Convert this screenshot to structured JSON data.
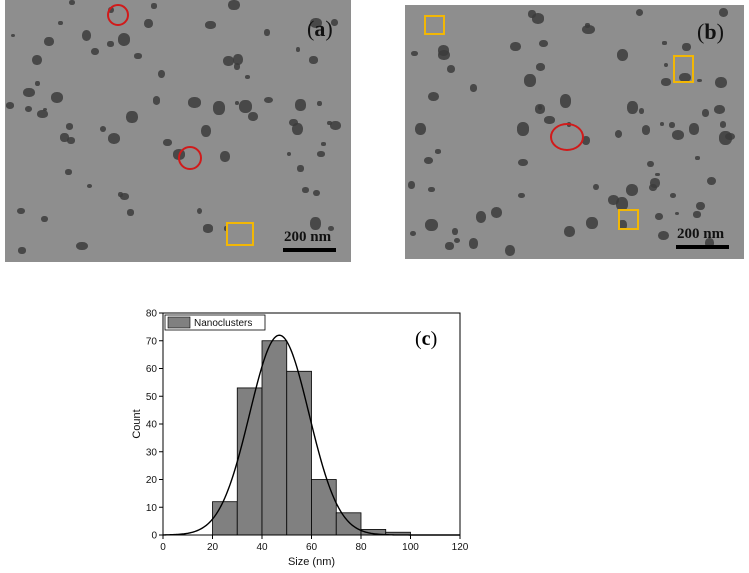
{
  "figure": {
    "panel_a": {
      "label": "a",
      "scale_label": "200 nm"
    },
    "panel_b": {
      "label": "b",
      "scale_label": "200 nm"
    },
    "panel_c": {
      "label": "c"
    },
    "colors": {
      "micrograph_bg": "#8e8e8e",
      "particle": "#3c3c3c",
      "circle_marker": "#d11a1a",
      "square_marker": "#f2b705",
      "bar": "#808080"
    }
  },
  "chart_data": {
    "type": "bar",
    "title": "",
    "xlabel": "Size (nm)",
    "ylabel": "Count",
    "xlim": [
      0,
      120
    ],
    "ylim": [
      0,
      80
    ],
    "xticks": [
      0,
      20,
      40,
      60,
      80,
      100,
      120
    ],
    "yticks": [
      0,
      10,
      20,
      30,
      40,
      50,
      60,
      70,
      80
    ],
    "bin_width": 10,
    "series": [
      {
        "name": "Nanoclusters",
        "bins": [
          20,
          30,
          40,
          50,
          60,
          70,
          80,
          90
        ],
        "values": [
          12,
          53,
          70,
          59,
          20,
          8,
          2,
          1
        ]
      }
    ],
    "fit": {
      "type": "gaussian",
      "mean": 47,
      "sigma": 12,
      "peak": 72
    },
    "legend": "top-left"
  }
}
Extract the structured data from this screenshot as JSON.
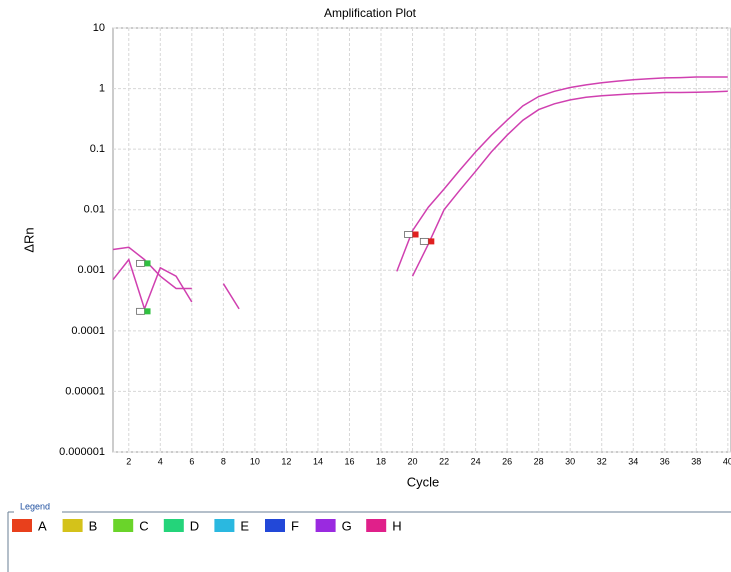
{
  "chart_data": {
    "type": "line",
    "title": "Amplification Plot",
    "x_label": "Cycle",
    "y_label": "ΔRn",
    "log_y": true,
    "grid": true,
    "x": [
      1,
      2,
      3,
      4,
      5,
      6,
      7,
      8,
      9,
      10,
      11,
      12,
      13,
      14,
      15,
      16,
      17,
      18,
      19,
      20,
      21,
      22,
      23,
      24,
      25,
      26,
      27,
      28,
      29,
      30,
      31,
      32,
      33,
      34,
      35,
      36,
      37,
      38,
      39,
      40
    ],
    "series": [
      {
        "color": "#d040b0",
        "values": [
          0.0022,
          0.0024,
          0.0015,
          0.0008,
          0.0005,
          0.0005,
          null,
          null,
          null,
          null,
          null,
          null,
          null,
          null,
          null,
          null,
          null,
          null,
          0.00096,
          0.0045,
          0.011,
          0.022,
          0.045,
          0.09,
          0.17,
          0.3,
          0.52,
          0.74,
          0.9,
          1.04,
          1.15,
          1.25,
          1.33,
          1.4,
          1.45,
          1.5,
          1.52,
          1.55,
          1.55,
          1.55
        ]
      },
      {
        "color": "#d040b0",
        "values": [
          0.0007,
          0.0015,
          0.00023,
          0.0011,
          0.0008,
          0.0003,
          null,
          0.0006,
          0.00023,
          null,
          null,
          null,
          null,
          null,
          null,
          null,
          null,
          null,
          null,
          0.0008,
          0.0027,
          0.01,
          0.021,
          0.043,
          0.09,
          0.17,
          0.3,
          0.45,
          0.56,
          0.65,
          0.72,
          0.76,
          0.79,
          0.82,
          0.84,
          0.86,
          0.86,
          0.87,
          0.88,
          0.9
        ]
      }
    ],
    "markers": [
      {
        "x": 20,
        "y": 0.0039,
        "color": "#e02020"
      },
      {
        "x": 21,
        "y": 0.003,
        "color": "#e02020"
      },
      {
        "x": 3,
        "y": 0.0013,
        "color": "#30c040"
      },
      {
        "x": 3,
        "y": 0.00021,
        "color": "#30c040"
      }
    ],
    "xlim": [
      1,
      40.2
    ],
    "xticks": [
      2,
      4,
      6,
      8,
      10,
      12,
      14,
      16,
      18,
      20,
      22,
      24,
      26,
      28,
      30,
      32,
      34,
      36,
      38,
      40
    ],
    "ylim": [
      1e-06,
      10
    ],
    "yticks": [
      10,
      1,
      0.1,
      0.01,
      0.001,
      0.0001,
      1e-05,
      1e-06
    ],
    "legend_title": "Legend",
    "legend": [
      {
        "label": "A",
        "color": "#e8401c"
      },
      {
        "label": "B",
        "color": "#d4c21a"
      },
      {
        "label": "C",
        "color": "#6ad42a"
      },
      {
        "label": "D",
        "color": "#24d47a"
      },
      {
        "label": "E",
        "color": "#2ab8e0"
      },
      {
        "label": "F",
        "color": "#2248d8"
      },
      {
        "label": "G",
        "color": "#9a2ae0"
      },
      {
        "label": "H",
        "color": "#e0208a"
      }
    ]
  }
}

EXERCISE DESCRIPTION
Will you set down the records word for word while leaving out every picture?

EXERCISE RESULT
Convert this screenshot to structured JSON data.
{
  "figure": {
    "panel_a": {
      "label": "a",
      "scale_label": "200 nm"
    },
    "panel_b": {
      "label": "b",
      "scale_label": "200 nm"
    },
    "panel_c": {
      "label": "c"
    },
    "colors": {
      "micrograph_bg": "#8e8e8e",
      "particle": "#3c3c3c",
      "circle_marker": "#d11a1a",
      "square_marker": "#f2b705",
      "bar": "#808080"
    }
  },
  "chart_data": {
    "type": "bar",
    "title": "",
    "xlabel": "Size (nm)",
    "ylabel": "Count",
    "xlim": [
      0,
      120
    ],
    "ylim": [
      0,
      80
    ],
    "xticks": [
      0,
      20,
      40,
      60,
      80,
      100,
      120
    ],
    "yticks": [
      0,
      10,
      20,
      30,
      40,
      50,
      60,
      70,
      80
    ],
    "bin_width": 10,
    "series": [
      {
        "name": "Nanoclusters",
        "bins": [
          20,
          30,
          40,
          50,
          60,
          70,
          80,
          90
        ],
        "values": [
          12,
          53,
          70,
          59,
          20,
          8,
          2,
          1
        ]
      }
    ],
    "fit": {
      "type": "gaussian",
      "mean": 47,
      "sigma": 12,
      "peak": 72
    },
    "legend": "top-left"
  }
}
Extract the structured data from this screenshot as JSON.
{
  "chart_data": {
    "type": "line",
    "title": "Amplification Plot",
    "x_label": "Cycle",
    "y_label": "ΔRn",
    "log_y": true,
    "grid": true,
    "x": [
      1,
      2,
      3,
      4,
      5,
      6,
      7,
      8,
      9,
      10,
      11,
      12,
      13,
      14,
      15,
      16,
      17,
      18,
      19,
      20,
      21,
      22,
      23,
      24,
      25,
      26,
      27,
      28,
      29,
      30,
      31,
      32,
      33,
      34,
      35,
      36,
      37,
      38,
      39,
      40
    ],
    "series": [
      {
        "color": "#d040b0",
        "values": [
          0.0022,
          0.0024,
          0.0015,
          0.0008,
          0.0005,
          0.0005,
          null,
          null,
          null,
          null,
          null,
          null,
          null,
          null,
          null,
          null,
          null,
          null,
          0.00096,
          0.0045,
          0.011,
          0.022,
          0.045,
          0.09,
          0.17,
          0.3,
          0.52,
          0.74,
          0.9,
          1.04,
          1.15,
          1.25,
          1.33,
          1.4,
          1.45,
          1.5,
          1.52,
          1.55,
          1.55,
          1.55
        ]
      },
      {
        "color": "#d040b0",
        "values": [
          0.0007,
          0.0015,
          0.00023,
          0.0011,
          0.0008,
          0.0003,
          null,
          0.0006,
          0.00023,
          null,
          null,
          null,
          null,
          null,
          null,
          null,
          null,
          null,
          null,
          0.0008,
          0.0027,
          0.01,
          0.021,
          0.043,
          0.09,
          0.17,
          0.3,
          0.45,
          0.56,
          0.65,
          0.72,
          0.76,
          0.79,
          0.82,
          0.84,
          0.86,
          0.86,
          0.87,
          0.88,
          0.9
        ]
      }
    ],
    "markers": [
      {
        "x": 20,
        "y": 0.0039,
        "color": "#e02020"
      },
      {
        "x": 21,
        "y": 0.003,
        "color": "#e02020"
      },
      {
        "x": 3,
        "y": 0.0013,
        "color": "#30c040"
      },
      {
        "x": 3,
        "y": 0.00021,
        "color": "#30c040"
      }
    ],
    "xlim": [
      1,
      40.2
    ],
    "xticks": [
      2,
      4,
      6,
      8,
      10,
      12,
      14,
      16,
      18,
      20,
      22,
      24,
      26,
      28,
      30,
      32,
      34,
      36,
      38,
      40
    ],
    "ylim": [
      1e-06,
      10
    ],
    "yticks": [
      10,
      1,
      0.1,
      0.01,
      0.001,
      0.0001,
      1e-05,
      1e-06
    ],
    "legend_title": "Legend",
    "legend": [
      {
        "label": "A",
        "color": "#e8401c"
      },
      {
        "label": "B",
        "color": "#d4c21a"
      },
      {
        "label": "C",
        "color": "#6ad42a"
      },
      {
        "label": "D",
        "color": "#24d47a"
      },
      {
        "label": "E",
        "color": "#2ab8e0"
      },
      {
        "label": "F",
        "color": "#2248d8"
      },
      {
        "label": "G",
        "color": "#9a2ae0"
      },
      {
        "label": "H",
        "color": "#e0208a"
      }
    ]
  }
}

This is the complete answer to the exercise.